_EXTRAIT:_

┌──

La clairvoyance du Conseil Suprême de la Révolution Culturelle iranien est sans limite. Mais cela, nous le savons déjà. Mahmoud Ahmadinejad n’avait-il pas déclaré en 2007, devant un auditoire d’étudiants new-yorkais qu’il n’y avait pas d’homosexuels en Iran[8] ? Pour justifier son propos, il avait ajouté que la société iranienne d’ailleurs, respectait beaucoup les femmes, même plus que les hommes d’ailleurs. C’est sans doute ce que les médecins de l’hôpital psychiatrique dans lequel la jeune et courageuse Ahou Daryaei est internée doivent se voir répéter[9].
En ce qui concerne l’intervention de Ahmadinejad en 2007 à New-York, il est intéressant de noter que celle-ci avait été accueillie par une hilarité irrespectueuse générale. Il n’est pas sûr du tout que cela serait encore le cas en 2024.

└──

_CONSIGNE:_
D'après l'extrait, comment le public avait-il accueilli l'intervention de Mahmoud Ahmadinejad à New York en 2007 ?

_ENREGISTREMENTS FOURNIS:_

┌──

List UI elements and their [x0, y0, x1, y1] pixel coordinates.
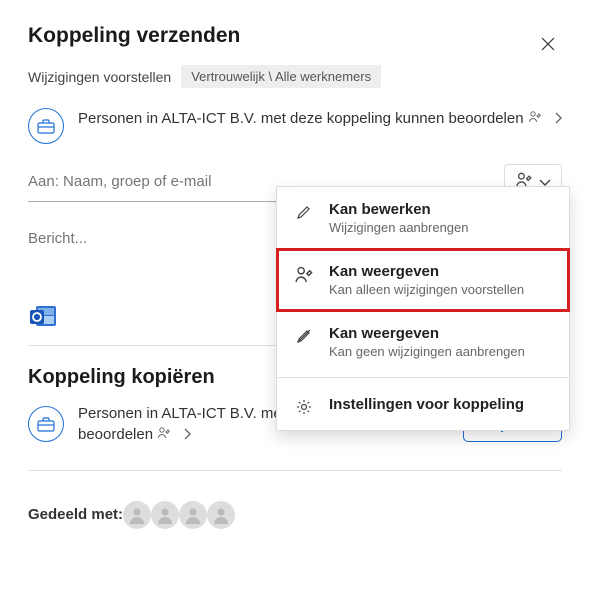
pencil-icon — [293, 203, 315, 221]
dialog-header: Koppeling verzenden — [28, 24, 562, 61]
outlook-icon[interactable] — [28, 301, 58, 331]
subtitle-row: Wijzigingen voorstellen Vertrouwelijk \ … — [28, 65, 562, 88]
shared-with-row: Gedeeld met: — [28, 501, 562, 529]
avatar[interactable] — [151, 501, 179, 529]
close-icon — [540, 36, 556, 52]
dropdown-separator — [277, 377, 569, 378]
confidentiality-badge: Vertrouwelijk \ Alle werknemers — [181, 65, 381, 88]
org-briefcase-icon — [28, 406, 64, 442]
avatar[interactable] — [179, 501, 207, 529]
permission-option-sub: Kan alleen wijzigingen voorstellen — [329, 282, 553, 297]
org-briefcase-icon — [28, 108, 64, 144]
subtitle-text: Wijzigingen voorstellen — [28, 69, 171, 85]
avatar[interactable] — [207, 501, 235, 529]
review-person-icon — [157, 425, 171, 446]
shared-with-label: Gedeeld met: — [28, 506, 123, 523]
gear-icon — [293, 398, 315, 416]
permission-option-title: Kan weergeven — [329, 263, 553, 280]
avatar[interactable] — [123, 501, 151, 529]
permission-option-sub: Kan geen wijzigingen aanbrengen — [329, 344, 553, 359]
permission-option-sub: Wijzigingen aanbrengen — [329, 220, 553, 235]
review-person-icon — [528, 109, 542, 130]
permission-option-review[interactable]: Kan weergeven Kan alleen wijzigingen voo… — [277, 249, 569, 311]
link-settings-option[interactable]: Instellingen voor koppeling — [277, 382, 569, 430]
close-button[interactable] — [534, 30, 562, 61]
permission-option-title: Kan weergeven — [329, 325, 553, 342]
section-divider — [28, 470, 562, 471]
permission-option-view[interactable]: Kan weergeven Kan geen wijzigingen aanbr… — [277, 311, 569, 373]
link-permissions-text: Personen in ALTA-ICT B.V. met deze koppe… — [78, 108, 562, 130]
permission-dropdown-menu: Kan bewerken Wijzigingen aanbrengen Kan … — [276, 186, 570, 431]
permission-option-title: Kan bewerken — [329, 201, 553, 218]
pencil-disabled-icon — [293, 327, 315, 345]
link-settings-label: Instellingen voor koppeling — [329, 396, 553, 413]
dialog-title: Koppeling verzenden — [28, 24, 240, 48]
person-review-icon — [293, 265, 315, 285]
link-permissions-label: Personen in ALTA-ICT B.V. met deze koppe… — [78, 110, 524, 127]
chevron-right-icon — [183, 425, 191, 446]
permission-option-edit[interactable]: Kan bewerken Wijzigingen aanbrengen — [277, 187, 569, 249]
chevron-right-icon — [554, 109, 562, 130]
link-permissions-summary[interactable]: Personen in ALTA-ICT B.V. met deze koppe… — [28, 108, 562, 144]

└──

_RÉPONSE:_
Par une hilarité irrespectueuse générale.